▶ [EXERCISE INSTRUCTIONS] Quote the full listing word for word.
○ ○ ○ ○ ○ ○ ○
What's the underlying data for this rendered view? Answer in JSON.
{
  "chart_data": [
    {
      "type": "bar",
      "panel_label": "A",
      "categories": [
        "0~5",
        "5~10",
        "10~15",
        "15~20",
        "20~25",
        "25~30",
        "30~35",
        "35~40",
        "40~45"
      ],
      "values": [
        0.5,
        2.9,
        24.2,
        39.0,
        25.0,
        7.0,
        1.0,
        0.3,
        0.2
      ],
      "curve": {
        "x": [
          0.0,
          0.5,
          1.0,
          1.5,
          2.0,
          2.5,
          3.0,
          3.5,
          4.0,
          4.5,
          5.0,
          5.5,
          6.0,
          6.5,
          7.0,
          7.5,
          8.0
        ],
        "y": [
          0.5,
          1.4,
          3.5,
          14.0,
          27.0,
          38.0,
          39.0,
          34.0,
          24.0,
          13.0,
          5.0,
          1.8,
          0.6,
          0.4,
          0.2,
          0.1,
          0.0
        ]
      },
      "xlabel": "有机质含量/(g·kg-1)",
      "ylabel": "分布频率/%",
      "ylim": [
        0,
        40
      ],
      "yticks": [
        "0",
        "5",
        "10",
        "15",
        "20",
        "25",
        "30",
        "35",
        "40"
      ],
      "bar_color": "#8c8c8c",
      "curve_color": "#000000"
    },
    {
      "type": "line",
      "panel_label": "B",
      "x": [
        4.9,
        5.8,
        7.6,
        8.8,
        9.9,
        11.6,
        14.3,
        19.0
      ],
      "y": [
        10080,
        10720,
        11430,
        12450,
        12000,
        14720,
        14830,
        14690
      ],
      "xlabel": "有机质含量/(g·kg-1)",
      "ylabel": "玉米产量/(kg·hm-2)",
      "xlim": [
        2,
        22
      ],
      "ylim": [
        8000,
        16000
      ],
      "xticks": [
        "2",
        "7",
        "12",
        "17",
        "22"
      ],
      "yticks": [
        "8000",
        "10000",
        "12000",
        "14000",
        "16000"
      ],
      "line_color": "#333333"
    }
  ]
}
○ ○ ○ ○ ○ ○ ○
▶ [CORRECT ANSWER]
What's the underlying data for this rendered view? Answer in JSON.
{
  "chart_data": [
    {
      "type": "bar",
      "panel_label": "A",
      "categories": [
        "0~5",
        "5~10",
        "10~15",
        "15~20",
        "20~25",
        "25~30",
        "30~35",
        "35~40",
        "40~45"
      ],
      "values": [
        0.5,
        2.9,
        24.2,
        39.0,
        25.0,
        7.0,
        1.0,
        0.3,
        0.2
      ],
      "curve": {
        "x": [
          0.0,
          0.5,
          1.0,
          1.5,
          2.0,
          2.5,
          3.0,
          3.5,
          4.0,
          4.5,
          5.0,
          5.5,
          6.0,
          6.5,
          7.0,
          7.5,
          8.0
        ],
        "y": [
          0.5,
          1.4,
          3.5,
          14.0,
          27.0,
          38.0,
          39.0,
          34.0,
          24.0,
          13.0,
          5.0,
          1.8,
          0.6,
          0.4,
          0.2,
          0.1,
          0.0
        ]
      },
      "xlabel": "有机质含量/(g·kg-1)",
      "ylabel": "分布频率/%",
      "ylim": [
        0,
        40
      ],
      "yticks": [
        "0",
        "5",
        "10",
        "15",
        "20",
        "25",
        "30",
        "35",
        "40"
      ],
      "bar_color": "#8c8c8c",
      "curve_color": "#000000"
    },
    {
      "type": "line",
      "panel_label": "B",
      "x": [
        4.9,
        5.8,
        7.6,
        8.8,
        9.9,
        11.6,
        14.3,
        19.0
      ],
      "y": [
        10080,
        10720,
        11430,
        12450,
        12000,
        14720,
        14830,
        14690
      ],
      "xlabel": "有机质含量/(g·kg-1)",
      "ylabel": "玉米产量/(kg·hm-2)",
      "xlim": [
        2,
        22
      ],
      "ylim": [
        8000,
        16000
      ],
      "xticks": [
        "2",
        "7",
        "12",
        "17",
        "22"
      ],
      "yticks": [
        "8000",
        "10000",
        "12000",
        "14000",
        "16000"
      ],
      "line_color": "#333333"
    }
  ]
}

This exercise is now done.